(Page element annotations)

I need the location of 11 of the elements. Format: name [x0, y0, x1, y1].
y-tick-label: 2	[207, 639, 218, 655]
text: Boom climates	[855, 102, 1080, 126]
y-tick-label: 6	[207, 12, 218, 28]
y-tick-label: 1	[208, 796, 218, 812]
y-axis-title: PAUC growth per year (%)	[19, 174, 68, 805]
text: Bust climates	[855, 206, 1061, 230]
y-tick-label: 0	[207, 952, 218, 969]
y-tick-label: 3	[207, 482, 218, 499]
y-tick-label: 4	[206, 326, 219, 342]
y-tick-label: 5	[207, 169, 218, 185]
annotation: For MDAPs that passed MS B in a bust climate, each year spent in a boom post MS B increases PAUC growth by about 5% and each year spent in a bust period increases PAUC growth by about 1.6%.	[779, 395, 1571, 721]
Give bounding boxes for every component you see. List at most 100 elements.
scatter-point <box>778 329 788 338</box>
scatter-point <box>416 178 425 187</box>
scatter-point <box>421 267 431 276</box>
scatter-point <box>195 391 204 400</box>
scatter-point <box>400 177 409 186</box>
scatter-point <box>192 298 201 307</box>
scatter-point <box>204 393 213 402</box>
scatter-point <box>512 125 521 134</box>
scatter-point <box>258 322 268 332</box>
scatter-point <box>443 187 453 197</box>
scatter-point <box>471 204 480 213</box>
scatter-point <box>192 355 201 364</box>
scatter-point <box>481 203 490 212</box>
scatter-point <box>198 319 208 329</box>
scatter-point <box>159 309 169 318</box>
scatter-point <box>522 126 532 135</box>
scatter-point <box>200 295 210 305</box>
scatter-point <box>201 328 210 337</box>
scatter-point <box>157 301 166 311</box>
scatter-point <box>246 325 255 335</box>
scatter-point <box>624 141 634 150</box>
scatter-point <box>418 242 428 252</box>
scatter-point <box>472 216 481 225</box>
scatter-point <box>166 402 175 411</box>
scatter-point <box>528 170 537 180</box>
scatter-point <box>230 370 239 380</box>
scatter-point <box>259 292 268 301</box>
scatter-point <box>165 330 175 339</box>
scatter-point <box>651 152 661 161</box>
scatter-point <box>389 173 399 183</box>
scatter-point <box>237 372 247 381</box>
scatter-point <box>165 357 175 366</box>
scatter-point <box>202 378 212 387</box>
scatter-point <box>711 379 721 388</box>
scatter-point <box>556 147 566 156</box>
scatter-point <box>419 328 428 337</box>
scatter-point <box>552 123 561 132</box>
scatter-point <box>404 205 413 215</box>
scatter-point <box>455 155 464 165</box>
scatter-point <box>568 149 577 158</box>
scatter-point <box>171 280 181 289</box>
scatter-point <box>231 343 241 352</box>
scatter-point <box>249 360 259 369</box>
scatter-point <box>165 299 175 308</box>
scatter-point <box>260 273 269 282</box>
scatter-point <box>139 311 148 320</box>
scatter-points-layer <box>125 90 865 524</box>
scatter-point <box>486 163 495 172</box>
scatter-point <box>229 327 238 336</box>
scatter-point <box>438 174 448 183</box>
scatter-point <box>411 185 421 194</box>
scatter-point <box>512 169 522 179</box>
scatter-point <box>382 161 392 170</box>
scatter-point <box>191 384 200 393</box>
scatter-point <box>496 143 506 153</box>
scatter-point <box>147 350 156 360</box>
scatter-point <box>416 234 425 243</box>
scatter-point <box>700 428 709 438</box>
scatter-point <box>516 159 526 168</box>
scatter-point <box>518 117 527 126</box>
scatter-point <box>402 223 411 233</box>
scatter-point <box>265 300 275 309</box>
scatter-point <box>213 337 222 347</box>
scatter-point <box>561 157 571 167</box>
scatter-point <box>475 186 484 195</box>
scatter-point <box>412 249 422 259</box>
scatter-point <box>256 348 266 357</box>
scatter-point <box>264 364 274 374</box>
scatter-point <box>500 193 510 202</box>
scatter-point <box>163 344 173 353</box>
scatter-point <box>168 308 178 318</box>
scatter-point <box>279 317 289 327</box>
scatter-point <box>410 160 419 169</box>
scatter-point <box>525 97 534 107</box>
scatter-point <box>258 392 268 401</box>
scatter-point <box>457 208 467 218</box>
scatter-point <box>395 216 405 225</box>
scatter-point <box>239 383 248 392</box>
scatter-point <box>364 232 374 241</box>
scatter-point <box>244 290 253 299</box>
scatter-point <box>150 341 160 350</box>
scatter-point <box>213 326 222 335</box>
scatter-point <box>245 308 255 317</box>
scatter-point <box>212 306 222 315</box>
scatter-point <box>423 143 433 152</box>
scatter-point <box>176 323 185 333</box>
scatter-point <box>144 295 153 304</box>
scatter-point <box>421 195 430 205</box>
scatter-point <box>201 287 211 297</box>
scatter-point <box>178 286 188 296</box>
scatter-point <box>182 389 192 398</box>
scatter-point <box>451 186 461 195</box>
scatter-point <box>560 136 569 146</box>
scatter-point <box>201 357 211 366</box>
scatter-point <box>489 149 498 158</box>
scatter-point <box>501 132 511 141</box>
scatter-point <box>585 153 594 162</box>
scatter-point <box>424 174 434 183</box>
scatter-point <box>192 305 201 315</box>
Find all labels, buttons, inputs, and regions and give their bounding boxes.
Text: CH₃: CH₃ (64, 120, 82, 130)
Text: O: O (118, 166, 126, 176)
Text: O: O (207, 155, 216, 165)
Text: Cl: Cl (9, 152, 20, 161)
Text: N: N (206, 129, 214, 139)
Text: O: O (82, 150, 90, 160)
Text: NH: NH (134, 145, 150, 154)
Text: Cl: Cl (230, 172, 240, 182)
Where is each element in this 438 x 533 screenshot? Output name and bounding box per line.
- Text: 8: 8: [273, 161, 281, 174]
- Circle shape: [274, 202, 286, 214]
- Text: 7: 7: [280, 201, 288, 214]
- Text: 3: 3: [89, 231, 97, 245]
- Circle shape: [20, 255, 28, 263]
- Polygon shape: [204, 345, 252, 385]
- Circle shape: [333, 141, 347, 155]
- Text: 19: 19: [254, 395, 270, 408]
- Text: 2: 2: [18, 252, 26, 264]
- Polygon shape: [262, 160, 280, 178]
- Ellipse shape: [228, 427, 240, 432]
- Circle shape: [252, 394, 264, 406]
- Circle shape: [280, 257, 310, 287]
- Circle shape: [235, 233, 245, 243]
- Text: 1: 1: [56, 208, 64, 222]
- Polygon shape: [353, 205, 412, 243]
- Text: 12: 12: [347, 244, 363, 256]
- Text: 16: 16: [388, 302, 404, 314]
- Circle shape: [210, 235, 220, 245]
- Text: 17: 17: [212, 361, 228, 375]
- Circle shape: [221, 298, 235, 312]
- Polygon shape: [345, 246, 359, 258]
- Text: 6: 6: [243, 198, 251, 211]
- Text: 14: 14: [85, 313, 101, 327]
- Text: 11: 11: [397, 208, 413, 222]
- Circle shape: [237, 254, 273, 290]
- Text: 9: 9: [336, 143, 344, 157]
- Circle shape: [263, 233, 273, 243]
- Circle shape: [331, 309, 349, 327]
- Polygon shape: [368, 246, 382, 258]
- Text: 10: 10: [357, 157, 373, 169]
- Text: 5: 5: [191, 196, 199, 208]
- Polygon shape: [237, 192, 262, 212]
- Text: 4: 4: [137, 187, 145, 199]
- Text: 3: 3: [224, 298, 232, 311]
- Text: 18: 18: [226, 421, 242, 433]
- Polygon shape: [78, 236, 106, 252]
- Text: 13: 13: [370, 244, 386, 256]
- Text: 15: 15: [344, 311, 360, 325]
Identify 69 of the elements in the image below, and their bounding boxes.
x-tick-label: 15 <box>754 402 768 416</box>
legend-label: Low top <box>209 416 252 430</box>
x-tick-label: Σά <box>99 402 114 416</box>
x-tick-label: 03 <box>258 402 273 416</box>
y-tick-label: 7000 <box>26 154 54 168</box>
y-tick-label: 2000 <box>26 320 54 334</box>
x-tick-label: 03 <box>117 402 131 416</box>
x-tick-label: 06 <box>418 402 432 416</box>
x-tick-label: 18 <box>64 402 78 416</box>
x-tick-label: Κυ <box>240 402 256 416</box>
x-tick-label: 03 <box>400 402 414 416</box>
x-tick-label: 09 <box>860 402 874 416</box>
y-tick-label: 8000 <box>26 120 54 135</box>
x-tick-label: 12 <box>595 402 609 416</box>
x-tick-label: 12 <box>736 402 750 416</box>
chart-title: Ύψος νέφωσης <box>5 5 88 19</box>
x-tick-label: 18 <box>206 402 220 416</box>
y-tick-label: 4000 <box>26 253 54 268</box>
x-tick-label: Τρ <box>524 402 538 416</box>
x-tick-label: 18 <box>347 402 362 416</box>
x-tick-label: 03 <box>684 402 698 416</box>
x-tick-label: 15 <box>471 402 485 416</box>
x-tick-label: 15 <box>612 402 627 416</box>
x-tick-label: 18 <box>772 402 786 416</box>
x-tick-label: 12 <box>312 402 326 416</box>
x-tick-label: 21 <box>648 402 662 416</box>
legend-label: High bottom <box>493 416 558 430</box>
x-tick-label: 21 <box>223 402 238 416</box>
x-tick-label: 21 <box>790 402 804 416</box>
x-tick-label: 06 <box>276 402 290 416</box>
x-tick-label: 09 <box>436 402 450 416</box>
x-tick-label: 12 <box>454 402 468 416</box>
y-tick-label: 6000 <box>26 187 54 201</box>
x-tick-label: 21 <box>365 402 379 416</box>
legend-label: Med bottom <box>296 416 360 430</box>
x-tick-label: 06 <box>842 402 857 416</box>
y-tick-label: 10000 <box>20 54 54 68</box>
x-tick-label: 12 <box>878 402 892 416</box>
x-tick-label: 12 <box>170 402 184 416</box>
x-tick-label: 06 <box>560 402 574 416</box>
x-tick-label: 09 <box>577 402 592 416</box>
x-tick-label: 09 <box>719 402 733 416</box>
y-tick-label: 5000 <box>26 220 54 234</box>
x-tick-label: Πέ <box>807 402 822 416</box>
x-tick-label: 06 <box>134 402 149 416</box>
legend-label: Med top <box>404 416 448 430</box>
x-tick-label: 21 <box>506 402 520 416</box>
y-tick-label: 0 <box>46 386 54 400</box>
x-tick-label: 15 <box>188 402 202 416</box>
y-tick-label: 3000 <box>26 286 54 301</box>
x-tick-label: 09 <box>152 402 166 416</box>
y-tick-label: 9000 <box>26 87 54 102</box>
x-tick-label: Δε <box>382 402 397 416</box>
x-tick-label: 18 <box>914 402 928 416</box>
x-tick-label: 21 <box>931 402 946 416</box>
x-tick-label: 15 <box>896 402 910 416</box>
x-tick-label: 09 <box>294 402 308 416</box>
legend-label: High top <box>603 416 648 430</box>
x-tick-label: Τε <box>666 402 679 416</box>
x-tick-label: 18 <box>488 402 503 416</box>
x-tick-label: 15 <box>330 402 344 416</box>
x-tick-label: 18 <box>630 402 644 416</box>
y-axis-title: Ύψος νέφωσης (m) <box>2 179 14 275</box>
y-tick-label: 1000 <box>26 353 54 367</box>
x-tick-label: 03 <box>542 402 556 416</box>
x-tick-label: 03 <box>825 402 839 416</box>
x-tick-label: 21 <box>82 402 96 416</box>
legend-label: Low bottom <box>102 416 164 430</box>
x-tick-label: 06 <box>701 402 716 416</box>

▶ _WHAT YOU HAVE TO DO_
Rewrite the stretch from the start of the records through the line containing "206, 1061, 230]" as a numbered list, omitting any blank lines.

▶ _TASK RESPONSE_
1. I need the location of 11 of the elements. Format: name [x0, y0, x1, y1].
2. y-tick-label: 2	[207, 639, 218, 655]
3. text: Boom climates	[855, 102, 1080, 126]
4. y-tick-label: 6	[207, 12, 218, 28]
5. y-tick-label: 1	[208, 796, 218, 812]
6. y-axis-title: PAUC growth per year (%)	[19, 174, 68, 805]
7. text: Bust climates	[855, 206, 1061, 230]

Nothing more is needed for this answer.